(A run of records)
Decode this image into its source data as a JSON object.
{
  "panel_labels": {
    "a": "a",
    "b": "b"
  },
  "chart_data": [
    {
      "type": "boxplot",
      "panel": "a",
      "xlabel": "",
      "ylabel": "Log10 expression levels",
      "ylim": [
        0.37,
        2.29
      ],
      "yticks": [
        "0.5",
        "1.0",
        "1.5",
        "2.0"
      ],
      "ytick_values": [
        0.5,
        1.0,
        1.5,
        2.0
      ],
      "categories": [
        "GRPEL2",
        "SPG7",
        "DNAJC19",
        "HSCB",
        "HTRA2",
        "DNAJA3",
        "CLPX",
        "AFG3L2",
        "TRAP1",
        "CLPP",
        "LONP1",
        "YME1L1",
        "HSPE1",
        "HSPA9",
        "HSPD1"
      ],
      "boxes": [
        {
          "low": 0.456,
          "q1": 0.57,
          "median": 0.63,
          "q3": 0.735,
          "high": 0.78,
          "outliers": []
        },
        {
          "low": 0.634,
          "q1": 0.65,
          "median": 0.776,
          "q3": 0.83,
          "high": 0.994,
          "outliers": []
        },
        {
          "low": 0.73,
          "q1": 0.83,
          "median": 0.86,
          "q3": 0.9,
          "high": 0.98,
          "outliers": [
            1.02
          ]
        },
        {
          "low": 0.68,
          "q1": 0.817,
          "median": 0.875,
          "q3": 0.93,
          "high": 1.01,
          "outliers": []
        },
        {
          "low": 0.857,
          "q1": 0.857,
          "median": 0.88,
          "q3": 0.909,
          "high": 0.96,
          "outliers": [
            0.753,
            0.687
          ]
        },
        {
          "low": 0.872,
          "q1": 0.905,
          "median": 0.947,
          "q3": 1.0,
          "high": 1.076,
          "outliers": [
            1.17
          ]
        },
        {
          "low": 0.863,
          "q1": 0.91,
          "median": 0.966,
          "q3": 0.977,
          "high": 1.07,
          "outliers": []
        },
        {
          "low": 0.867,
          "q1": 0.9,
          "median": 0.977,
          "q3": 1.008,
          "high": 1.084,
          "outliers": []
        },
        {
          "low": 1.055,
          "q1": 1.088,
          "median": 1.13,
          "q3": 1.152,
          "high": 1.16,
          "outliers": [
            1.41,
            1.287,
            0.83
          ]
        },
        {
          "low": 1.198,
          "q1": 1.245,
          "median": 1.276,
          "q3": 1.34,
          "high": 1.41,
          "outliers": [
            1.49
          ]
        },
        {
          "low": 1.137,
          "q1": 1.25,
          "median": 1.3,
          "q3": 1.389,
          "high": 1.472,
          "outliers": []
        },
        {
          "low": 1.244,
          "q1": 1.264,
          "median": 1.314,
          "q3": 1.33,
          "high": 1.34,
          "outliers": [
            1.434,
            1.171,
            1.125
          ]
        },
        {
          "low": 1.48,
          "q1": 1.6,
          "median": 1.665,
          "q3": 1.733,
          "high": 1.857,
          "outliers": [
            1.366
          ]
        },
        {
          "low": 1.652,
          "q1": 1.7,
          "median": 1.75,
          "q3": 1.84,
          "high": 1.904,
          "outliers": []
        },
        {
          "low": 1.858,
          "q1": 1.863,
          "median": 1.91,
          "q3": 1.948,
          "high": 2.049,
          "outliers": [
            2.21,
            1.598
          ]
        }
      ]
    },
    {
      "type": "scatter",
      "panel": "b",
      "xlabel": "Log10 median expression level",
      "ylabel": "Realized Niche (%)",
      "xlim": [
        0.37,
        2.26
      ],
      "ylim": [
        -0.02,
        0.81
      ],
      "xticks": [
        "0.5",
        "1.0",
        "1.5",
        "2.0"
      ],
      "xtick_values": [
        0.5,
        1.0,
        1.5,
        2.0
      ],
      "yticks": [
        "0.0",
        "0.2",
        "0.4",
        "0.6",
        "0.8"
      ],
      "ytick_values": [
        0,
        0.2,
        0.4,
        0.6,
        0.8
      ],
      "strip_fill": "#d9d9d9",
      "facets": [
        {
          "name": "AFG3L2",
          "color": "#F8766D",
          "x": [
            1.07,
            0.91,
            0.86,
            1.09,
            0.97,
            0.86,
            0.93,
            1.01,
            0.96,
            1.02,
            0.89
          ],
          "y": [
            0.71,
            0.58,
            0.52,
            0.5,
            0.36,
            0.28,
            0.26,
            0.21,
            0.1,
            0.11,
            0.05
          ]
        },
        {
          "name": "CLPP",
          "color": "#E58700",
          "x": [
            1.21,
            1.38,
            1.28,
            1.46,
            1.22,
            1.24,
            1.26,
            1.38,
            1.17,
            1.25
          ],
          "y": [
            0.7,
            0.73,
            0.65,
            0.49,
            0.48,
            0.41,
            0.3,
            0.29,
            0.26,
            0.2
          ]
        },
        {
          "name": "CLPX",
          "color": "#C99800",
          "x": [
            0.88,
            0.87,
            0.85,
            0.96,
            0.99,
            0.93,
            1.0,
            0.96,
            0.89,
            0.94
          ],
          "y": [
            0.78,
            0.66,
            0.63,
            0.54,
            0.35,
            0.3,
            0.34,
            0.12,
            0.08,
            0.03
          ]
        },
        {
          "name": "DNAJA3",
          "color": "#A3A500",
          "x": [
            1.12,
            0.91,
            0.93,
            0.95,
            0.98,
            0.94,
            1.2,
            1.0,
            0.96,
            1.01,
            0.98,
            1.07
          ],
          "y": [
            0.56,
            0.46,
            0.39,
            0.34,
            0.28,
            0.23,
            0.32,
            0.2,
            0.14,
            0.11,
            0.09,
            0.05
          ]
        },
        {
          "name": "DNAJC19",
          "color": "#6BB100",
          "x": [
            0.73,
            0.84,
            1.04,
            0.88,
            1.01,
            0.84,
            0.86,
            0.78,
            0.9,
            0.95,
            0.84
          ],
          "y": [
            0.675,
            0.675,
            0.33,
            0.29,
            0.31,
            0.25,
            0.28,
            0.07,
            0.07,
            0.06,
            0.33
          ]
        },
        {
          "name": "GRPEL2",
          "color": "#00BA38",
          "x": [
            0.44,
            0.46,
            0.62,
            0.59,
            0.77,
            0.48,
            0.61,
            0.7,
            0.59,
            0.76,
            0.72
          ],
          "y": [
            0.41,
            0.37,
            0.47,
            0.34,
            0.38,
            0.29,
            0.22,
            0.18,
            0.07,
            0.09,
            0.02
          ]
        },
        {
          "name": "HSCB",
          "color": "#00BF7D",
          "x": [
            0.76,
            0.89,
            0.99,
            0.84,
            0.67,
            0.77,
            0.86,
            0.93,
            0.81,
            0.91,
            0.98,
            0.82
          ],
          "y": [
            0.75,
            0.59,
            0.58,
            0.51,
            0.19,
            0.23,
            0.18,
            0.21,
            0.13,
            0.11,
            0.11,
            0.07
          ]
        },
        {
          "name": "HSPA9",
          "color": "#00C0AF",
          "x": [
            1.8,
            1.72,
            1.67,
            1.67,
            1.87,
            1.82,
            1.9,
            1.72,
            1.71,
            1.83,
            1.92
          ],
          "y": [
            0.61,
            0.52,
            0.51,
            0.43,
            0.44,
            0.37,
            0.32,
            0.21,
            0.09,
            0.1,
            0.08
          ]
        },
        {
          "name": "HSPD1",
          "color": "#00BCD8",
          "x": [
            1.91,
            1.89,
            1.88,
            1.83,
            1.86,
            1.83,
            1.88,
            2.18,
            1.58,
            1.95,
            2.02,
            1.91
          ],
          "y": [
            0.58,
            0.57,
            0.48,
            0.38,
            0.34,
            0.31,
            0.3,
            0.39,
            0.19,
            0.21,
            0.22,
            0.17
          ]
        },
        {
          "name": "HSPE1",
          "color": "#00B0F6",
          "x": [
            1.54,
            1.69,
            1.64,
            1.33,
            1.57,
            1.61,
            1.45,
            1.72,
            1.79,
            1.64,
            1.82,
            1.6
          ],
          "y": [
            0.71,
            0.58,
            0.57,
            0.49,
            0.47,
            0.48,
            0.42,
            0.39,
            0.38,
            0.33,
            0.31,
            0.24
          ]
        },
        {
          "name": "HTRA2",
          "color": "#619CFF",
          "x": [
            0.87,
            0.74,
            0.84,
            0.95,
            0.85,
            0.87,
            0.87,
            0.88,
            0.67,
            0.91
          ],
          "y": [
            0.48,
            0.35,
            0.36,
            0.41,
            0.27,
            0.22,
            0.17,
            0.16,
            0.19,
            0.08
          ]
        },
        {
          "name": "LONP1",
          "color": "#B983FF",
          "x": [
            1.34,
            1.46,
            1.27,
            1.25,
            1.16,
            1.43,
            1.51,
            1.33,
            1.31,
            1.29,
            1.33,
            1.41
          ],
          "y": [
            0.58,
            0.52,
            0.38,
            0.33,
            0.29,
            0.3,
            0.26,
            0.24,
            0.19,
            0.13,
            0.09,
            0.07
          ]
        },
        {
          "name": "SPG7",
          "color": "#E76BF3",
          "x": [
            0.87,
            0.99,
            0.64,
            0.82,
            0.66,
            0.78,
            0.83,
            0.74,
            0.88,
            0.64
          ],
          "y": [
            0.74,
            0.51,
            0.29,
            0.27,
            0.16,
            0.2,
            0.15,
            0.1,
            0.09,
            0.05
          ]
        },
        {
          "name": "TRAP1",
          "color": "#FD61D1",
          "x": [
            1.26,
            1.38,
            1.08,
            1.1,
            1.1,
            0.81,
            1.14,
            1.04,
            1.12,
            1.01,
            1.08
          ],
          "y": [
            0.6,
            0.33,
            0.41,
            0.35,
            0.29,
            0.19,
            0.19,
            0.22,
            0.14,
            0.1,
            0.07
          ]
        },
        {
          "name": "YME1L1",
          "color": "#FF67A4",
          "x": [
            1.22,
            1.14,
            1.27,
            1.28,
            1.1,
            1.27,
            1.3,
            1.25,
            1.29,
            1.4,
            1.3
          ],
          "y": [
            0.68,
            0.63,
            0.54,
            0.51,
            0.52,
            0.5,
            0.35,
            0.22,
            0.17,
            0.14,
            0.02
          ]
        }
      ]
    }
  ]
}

◆ **The request**
What is the number of lines in the data that hold the string "expression"? Answer with the number only.

◆ **Result for this exercise**
2